Working data
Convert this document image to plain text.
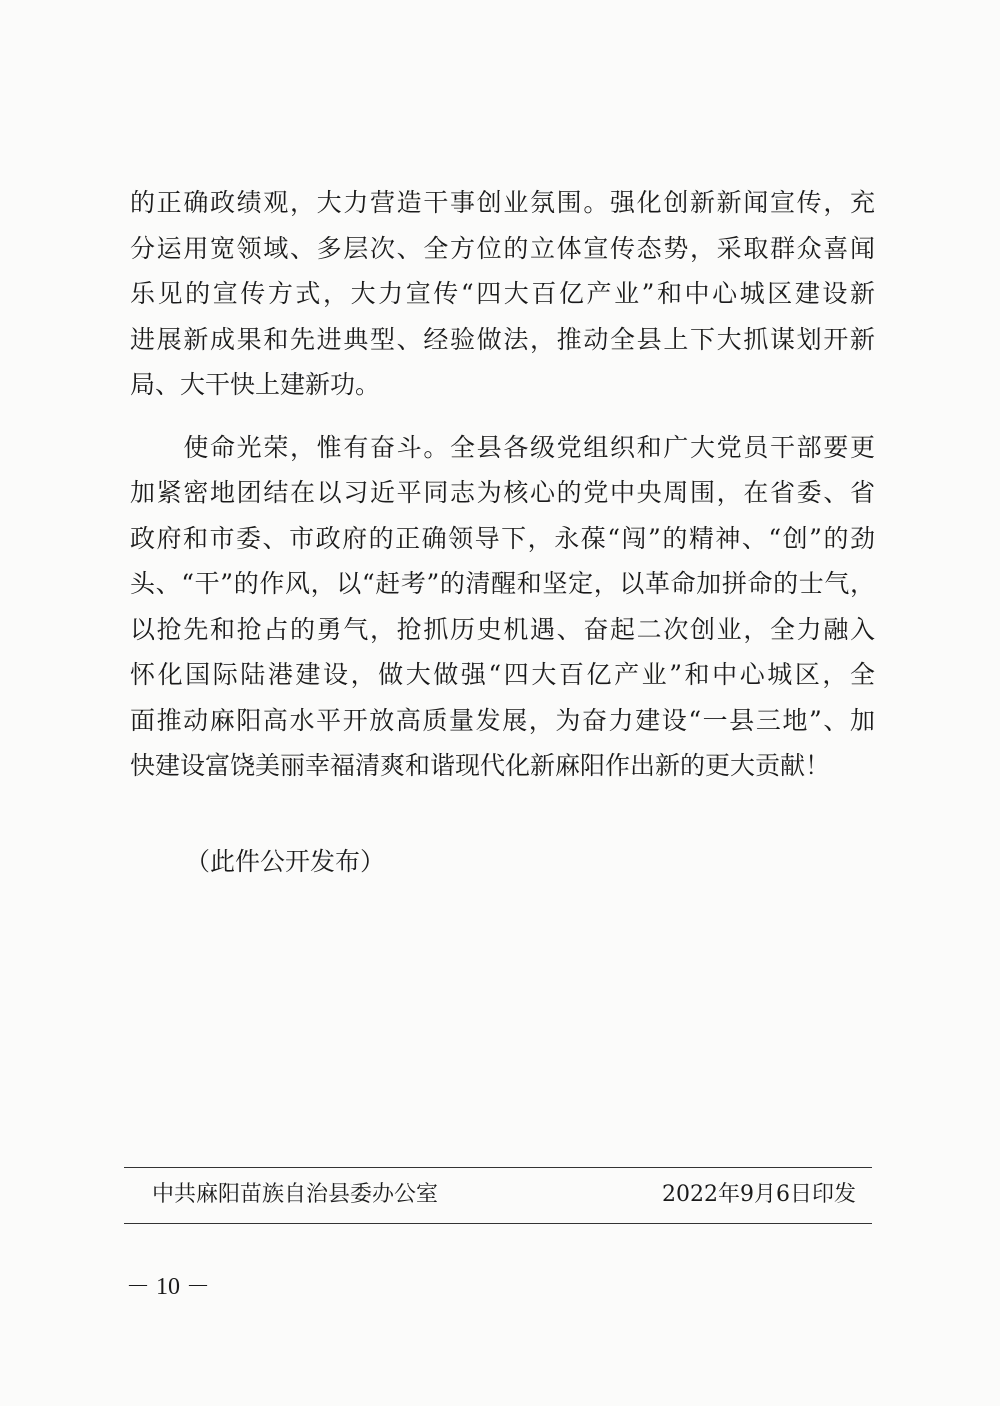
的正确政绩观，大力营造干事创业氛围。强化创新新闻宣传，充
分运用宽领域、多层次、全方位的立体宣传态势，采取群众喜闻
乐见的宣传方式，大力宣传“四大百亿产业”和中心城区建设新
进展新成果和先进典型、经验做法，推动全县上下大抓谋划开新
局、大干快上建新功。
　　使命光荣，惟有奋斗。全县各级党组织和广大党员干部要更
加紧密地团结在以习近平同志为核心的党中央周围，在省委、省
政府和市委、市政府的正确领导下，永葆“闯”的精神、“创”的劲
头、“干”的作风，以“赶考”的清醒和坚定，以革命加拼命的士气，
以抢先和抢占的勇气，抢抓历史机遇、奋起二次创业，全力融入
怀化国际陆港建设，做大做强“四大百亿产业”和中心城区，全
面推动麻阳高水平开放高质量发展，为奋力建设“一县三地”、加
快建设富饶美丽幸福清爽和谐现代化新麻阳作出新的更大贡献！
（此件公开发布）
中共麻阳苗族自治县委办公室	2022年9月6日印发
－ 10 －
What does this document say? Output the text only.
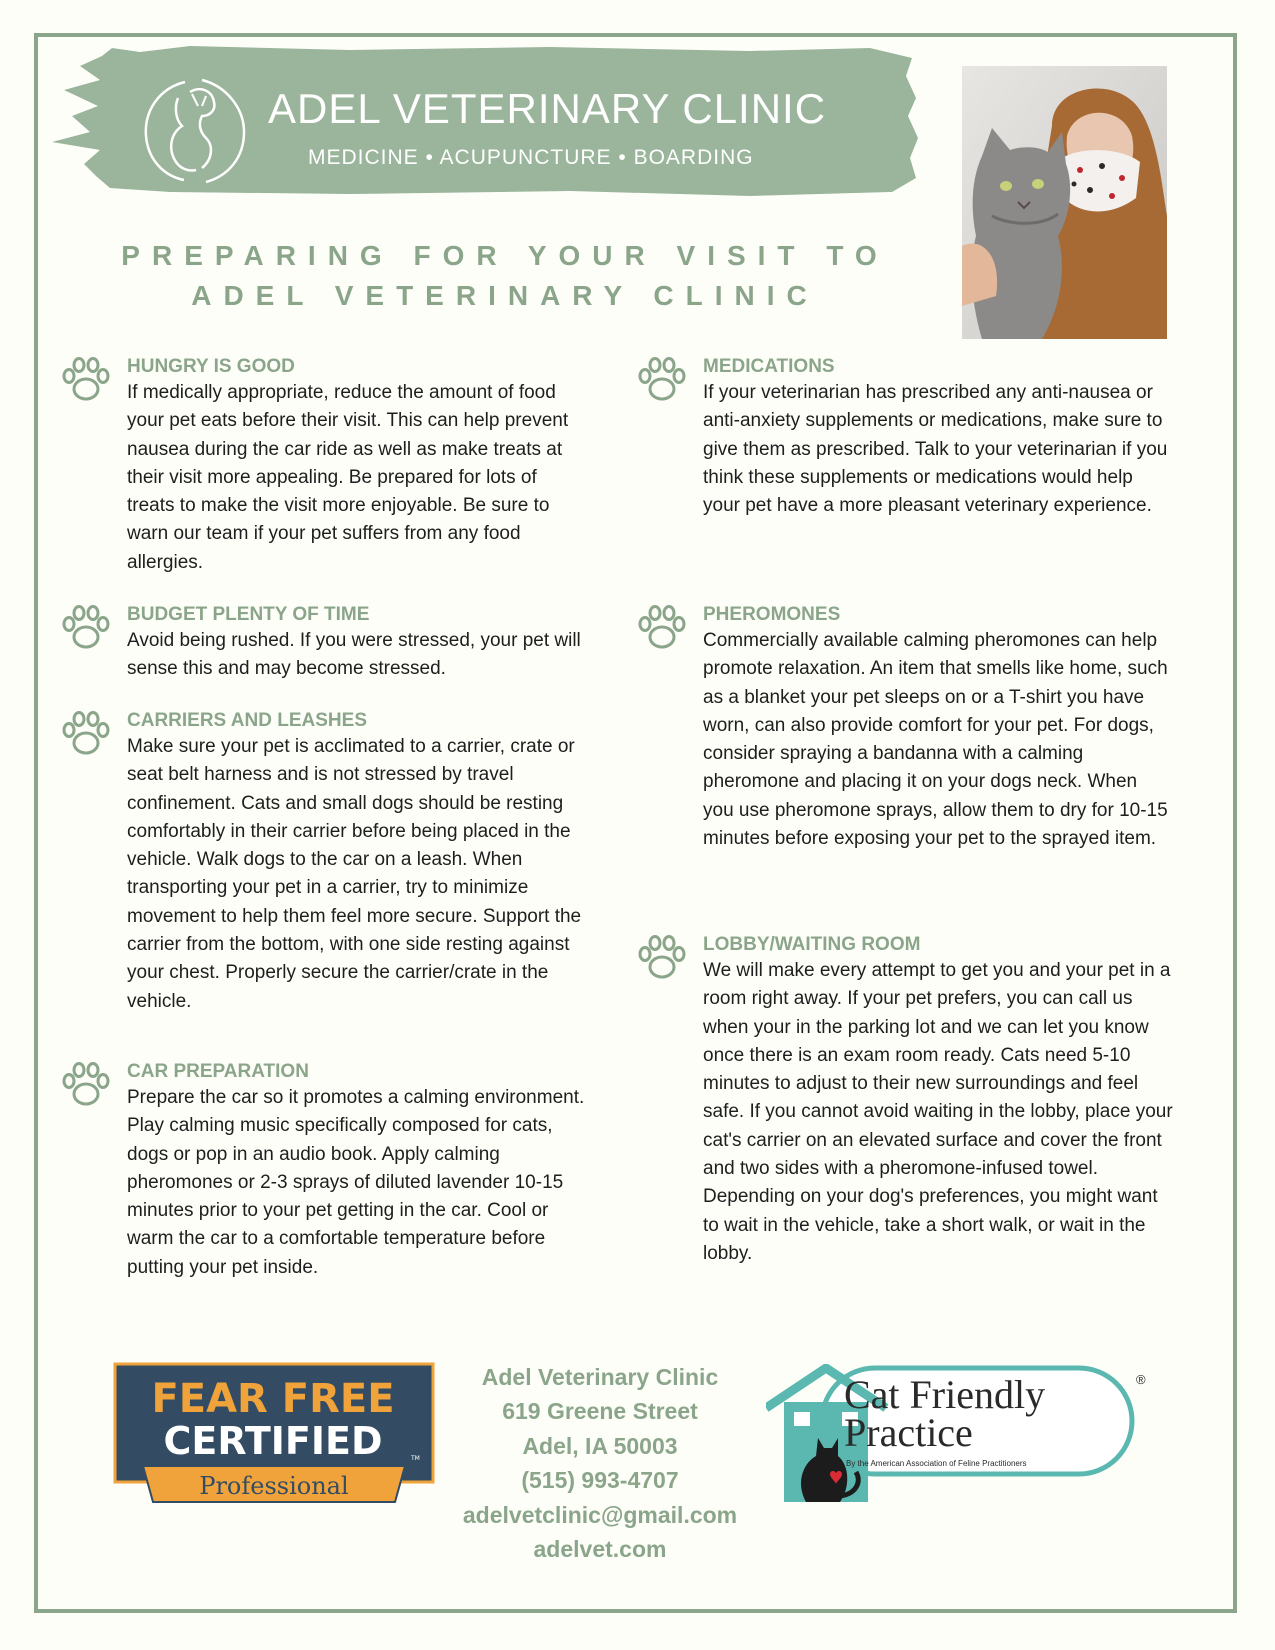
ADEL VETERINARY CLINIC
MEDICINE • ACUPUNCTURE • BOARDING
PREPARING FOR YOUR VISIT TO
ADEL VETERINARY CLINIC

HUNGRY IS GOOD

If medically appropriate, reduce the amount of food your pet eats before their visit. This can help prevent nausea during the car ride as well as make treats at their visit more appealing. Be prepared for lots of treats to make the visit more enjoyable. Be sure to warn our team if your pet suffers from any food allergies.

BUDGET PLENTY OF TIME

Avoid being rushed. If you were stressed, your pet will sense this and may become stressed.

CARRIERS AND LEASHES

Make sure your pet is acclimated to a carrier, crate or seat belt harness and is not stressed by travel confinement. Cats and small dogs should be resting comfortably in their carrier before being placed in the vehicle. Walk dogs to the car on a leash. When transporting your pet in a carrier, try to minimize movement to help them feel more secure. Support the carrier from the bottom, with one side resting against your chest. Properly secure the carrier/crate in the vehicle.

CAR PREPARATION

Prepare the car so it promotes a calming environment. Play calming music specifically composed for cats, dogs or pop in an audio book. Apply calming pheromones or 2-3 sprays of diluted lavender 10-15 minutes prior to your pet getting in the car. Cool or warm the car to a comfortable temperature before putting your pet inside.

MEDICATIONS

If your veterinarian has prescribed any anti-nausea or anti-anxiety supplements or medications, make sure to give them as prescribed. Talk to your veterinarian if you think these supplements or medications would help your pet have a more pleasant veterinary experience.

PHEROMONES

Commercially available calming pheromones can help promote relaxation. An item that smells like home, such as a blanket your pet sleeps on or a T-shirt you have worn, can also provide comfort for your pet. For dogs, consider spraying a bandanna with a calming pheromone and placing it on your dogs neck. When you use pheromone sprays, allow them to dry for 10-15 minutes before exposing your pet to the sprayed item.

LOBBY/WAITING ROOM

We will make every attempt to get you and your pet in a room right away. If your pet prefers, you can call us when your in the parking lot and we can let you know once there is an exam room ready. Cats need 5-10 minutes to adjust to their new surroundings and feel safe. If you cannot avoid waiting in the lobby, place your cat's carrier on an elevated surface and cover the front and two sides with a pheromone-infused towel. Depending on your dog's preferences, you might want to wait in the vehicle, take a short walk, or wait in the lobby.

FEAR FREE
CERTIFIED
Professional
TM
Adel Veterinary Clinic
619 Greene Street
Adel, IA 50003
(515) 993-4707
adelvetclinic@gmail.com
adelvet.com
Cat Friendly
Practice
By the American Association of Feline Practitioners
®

What you have to do
Pick each line holding the word "四大百亿产业" out of the listing.

The output
乐见的宣传方式，大力宣传“四大百亿产业”和中心城区建设新
怀化国际陆港建设，做大做强“四大百亿产业”和中心城区，全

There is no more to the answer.